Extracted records
########################################
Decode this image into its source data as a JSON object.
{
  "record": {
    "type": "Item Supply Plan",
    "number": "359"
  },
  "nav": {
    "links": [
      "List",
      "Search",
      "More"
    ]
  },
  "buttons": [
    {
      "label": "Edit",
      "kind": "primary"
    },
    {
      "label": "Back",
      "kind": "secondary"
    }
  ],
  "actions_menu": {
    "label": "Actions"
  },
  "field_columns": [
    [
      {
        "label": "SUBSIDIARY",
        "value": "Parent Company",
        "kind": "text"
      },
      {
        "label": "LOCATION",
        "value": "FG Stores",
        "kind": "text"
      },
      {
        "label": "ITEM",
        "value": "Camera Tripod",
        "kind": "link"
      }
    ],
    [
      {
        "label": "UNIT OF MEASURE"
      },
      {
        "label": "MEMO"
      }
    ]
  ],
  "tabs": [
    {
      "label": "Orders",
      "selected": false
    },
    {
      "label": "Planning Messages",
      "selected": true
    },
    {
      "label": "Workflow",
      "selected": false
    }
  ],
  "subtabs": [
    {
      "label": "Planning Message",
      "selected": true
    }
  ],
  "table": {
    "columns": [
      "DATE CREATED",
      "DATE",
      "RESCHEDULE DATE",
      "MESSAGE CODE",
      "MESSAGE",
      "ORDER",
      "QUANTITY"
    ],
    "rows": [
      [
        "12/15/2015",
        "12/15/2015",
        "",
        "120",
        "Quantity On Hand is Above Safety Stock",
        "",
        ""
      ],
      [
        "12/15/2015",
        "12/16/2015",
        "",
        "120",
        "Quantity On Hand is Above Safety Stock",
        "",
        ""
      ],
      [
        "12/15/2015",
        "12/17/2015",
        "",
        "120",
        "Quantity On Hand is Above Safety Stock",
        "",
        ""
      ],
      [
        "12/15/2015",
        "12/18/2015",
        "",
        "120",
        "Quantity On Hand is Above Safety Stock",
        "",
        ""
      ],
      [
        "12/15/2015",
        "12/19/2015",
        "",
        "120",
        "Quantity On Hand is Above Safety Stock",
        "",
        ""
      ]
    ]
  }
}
########################################
# [EXERCISE BRIEF]
The records above must be repeated exactly, every one of them.

# [EXERCISE OUTPUT]
Decode this image into its source data as a JSON object.
{
  "record": {
    "type": "Item Supply Plan",
    "number": "359"
  },
  "nav": {
    "links": [
      "List",
      "Search",
      "More"
    ]
  },
  "buttons": [
    {
      "label": "Edit",
      "kind": "primary"
    },
    {
      "label": "Back",
      "kind": "secondary"
    }
  ],
  "actions_menu": {
    "label": "Actions"
  },
  "field_columns": [
    [
      {
        "label": "SUBSIDIARY",
        "value": "Parent Company",
        "kind": "text"
      },
      {
        "label": "LOCATION",
        "value": "FG Stores",
        "kind": "text"
      },
      {
        "label": "ITEM",
        "value": "Camera Tripod",
        "kind": "link"
      }
    ],
    [
      {
        "label": "UNIT OF MEASURE"
      },
      {
        "label": "MEMO"
      }
    ]
  ],
  "tabs": [
    {
      "label": "Orders",
      "selected": false
    },
    {
      "label": "Planning Messages",
      "selected": true
    },
    {
      "label": "Workflow",
      "selected": false
    }
  ],
  "subtabs": [
    {
      "label": "Planning Message",
      "selected": true
    }
  ],
  "table": {
    "columns": [
      "DATE CREATED",
      "DATE",
      "RESCHEDULE DATE",
      "MESSAGE CODE",
      "MESSAGE",
      "ORDER",
      "QUANTITY"
    ],
    "rows": [
      [
        "12/15/2015",
        "12/15/2015",
        "",
        "120",
        "Quantity On Hand is Above Safety Stock",
        "",
        ""
      ],
      [
        "12/15/2015",
        "12/16/2015",
        "",
        "120",
        "Quantity On Hand is Above Safety Stock",
        "",
        ""
      ],
      [
        "12/15/2015",
        "12/17/2015",
        "",
        "120",
        "Quantity On Hand is Above Safety Stock",
        "",
        ""
      ],
      [
        "12/15/2015",
        "12/18/2015",
        "",
        "120",
        "Quantity On Hand is Above Safety Stock",
        "",
        ""
      ],
      [
        "12/15/2015",
        "12/19/2015",
        "",
        "120",
        "Quantity On Hand is Above Safety Stock",
        "",
        ""
      ]
    ]
  }
}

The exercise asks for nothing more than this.